> _Excerpt_
>> begin

Alright, alright, I get it. But the economy for sure has had a major heart attack. Are we alright?
Good transition, kid. Sure, the economy is down. But the important fact is that we are still in business. I think the savings grace was the reasonable business, at a reasonable price, aimed at a reasonable audience. Back in 1998 or 1999 we probably could have made a temporary fortune by creating an Internet model of U.S. 1. I hate to think where we would be today. I'd probably be selling those drugs on the street corner.
But we didn't do that, we're still in business, we have expanded our business opportunities (by starting the West Windsor-Plainsboro News); we have beefed up our information processing infrastructure (shedding Novell in favor of Windows 2000 as our network operating system); and we paved the way for making our production 100 percent digital (by dumping our 1980s vintage desktop publishing program in favor of QuarkExpress). That's a lot of positive change occurring in a bad economic climate.

>> end

> _Stated problem A_
Decide whether each statement agrees with the excerpt on the business and the economy, answering yes or no and quoting the deciding words: (i) The business moved its network operating system from Novell to Windows 2000. (ii) The business created an Internet model of U.S. 1 in 1998 or 1999. (iii) The business replaced its desktop publishing program with QuarkExpress.
> _Stated problem B_
Extend the excerpt on the business and the economy, picking up after its final sentence.

> _Collected material_
>> begin

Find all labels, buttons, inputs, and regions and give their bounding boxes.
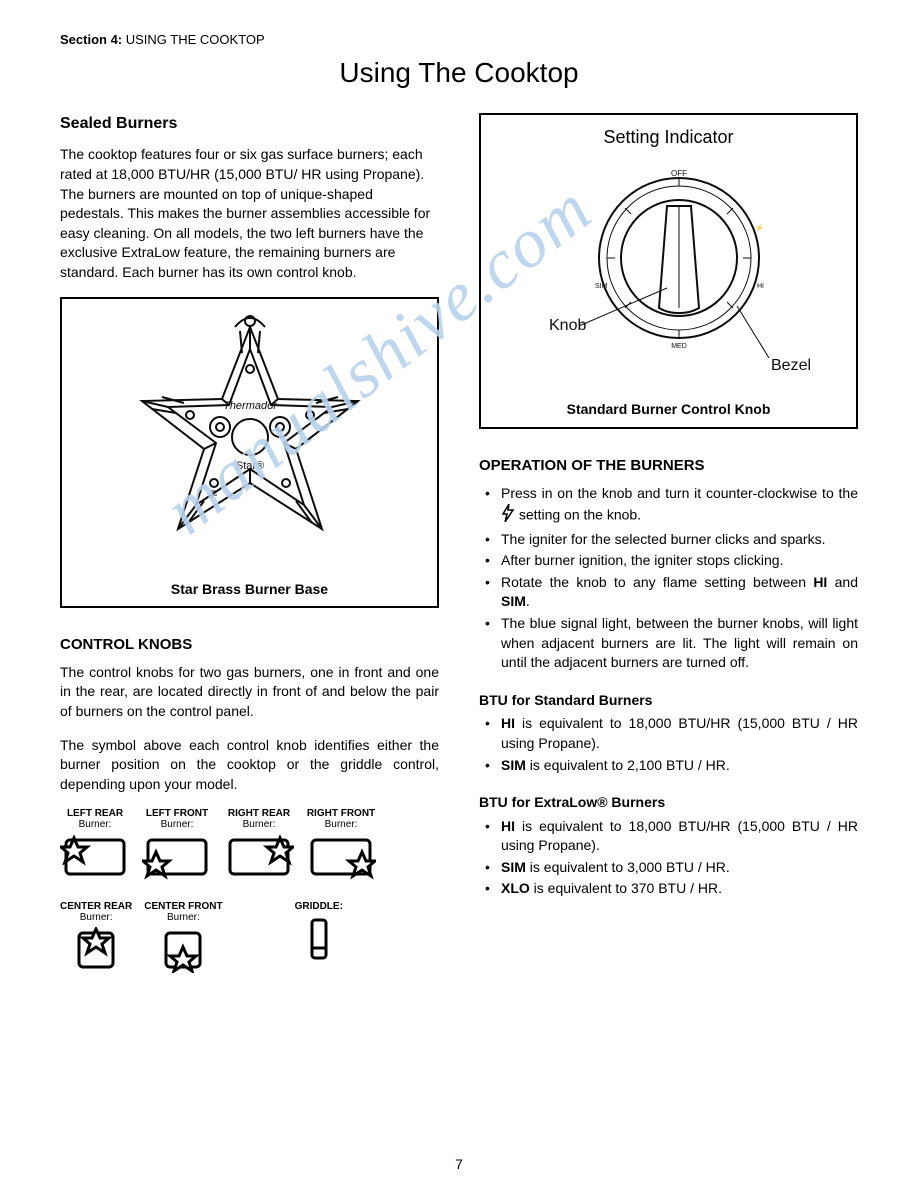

>> end

> _Task answer A_
(i) Yes: "shedding Novell in favor of Windows 2000 as our network operating system"
(ii) No: "But we didn't do that"
(iii) Yes: "dumping our 1980s vintage desktop publishing program in favor of QuarkExpress"

> _Task answer B_
Meanwhile, like a lot of other people we do business with, we keep feeling signs of a rebound in the economy. In this past month, October, every issue of both U.S. 1 and the WW-P News ran ahead in sales compared to the same period a year ago. Of course, kid, I have to remind you that roughly the same thing happened about six months ago, and then we had a succession of issues with advertising even worse than in 2002. And of course we have more overhead today than we had a year ago -- thanks to my continued efforts to shift portions of my load onto other shoulders. So you have to take it all with a grain of salt.
Forgetting the economy for a minute, what's the biggest challenge facing U.S. 1?
That's easy to answer: Shifting U.S. 1 from an owner-operated business to a staff-operated business.
But it's harder to do than I ever imagined. The first thing you hear in business after you make your first penny is that you had better start delegating. The failure to do so is always laid at the feet of the owner. The staff views the owner's unwillingness to delegate as some sort of cosmic flaw -- how could a guy so smart to start a successful business be so stupid about delegating.
Let me tell you, kid: You learn a lot about people when you start asking them to do things they were not hired to do. You discover that some people who are great at doing a job are not great at supervising others; some people don't want the extra responsibility; others are afraid to make a mistake and the one thing that surely will happen when you run a business like this is that you will make mistakes -- typically about one a day.
So that's the biggest mistake you made in the past year?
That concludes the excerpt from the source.